* Start Input *

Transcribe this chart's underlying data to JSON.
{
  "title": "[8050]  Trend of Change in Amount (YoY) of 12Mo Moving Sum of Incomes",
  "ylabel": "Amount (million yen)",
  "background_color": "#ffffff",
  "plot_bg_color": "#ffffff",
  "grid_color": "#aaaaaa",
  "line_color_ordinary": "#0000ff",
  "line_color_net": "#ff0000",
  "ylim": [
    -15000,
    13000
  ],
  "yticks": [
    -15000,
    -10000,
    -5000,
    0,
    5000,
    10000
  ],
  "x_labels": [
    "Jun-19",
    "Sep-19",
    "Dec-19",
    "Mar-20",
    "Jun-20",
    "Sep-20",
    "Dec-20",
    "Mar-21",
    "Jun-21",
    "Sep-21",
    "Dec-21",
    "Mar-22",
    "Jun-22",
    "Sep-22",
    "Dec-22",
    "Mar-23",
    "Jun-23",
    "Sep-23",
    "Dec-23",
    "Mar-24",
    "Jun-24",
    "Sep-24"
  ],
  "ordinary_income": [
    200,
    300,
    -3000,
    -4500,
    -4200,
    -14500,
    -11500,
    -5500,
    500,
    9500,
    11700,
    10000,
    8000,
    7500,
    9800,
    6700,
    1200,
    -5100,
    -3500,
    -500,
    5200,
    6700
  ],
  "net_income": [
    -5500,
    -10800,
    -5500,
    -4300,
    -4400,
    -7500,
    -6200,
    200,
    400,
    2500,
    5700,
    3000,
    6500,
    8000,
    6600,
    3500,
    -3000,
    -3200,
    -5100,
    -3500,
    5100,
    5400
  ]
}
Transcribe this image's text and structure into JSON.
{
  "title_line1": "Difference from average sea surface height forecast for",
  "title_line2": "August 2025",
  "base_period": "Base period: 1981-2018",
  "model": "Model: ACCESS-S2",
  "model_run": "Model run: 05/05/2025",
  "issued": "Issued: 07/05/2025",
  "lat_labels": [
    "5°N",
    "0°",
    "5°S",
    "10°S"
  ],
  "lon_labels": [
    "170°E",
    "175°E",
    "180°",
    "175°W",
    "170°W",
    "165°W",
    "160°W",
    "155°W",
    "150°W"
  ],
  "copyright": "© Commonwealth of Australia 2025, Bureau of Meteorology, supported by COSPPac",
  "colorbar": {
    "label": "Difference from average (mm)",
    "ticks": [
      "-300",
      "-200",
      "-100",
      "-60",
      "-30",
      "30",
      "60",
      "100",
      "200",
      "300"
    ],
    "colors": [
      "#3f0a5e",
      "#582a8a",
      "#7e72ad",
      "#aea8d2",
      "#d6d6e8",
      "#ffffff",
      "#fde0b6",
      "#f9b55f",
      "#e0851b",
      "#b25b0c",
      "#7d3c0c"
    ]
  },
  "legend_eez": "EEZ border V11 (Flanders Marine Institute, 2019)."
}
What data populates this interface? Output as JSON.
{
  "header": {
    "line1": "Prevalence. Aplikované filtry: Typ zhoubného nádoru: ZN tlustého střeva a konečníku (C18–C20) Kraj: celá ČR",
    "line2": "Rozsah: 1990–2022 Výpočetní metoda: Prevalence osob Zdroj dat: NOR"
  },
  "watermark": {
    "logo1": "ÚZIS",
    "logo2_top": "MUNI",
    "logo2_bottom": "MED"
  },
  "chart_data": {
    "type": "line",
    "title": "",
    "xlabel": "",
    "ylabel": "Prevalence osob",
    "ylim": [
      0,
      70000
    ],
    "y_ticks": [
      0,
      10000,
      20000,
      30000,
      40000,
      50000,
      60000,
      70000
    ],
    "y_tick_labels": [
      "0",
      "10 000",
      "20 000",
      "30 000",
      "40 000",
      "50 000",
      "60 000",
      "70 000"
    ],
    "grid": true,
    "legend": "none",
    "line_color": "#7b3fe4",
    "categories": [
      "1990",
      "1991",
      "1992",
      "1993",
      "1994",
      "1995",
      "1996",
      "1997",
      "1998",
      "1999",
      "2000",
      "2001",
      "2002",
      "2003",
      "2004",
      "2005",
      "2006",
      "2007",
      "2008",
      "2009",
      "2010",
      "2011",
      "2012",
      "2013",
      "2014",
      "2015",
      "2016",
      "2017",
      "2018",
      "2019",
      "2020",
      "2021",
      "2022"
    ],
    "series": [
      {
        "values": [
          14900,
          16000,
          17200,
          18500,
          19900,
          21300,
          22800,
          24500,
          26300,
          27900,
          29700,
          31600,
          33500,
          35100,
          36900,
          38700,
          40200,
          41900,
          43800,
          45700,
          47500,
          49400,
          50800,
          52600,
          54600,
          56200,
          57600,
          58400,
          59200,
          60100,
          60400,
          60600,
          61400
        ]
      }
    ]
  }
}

* End Input *

Stated problem: Begin with the line that contains "What data populates" and end with the last line of the records; set down every line in that span exactly, and nothing else.

Problem solution:
What data populates this interface? Output as JSON.
{
  "header": {
    "line1": "Prevalence. Aplikované filtry: Typ zhoubného nádoru: ZN tlustého střeva a konečníku (C18–C20) Kraj: celá ČR",
    "line2": "Rozsah: 1990–2022 Výpočetní metoda: Prevalence osob Zdroj dat: NOR"
  },
  "watermark": {
    "logo1": "ÚZIS",
    "logo2_top": "MUNI",
    "logo2_bottom": "MED"
  },
  "chart_data": {
    "type": "line",
    "title": "",
    "xlabel": "",
    "ylabel": "Prevalence osob",
    "ylim": [
      0,
      70000
    ],
    "y_ticks": [
      0,
      10000,
      20000,
      30000,
      40000,
      50000,
      60000,
      70000
    ],
    "y_tick_labels": [
      "0",
      "10 000",
      "20 000",
      "30 000",
      "40 000",
      "50 000",
      "60 000",
      "70 000"
    ],
    "grid": true,
    "legend": "none",
    "line_color": "#7b3fe4",
    "categories": [
      "1990",
      "1991",
      "1992",
      "1993",
      "1994",
      "1995",
      "1996",
      "1997",
      "1998",
      "1999",
      "2000",
      "2001",
      "2002",
      "2003",
      "2004",
      "2005",
      "2006",
      "2007",
      "2008",
      "2009",
      "2010",
      "2011",
      "2012",
      "2013",
      "2014",
      "2015",
      "2016",
      "2017",
      "2018",
      "2019",
      "2020",
      "2021",
      "2022"
    ],
    "series": [
      {
        "values": [
          14900,
          16000,
          17200,
          18500,
          19900,
          21300,
          22800,
          24500,
          26300,
          27900,
          29700,
          31600,
          33500,
          35100,
          36900,
          38700,
          40200,
          41900,
          43800,
          45700,
          47500,
          49400,
          50800,
          52600,
          54600,
          56200,
          57600,
          58400,
          59200,
          60100,
          60400,
          60600,
          61400
        ]
      }
    ]
  }
}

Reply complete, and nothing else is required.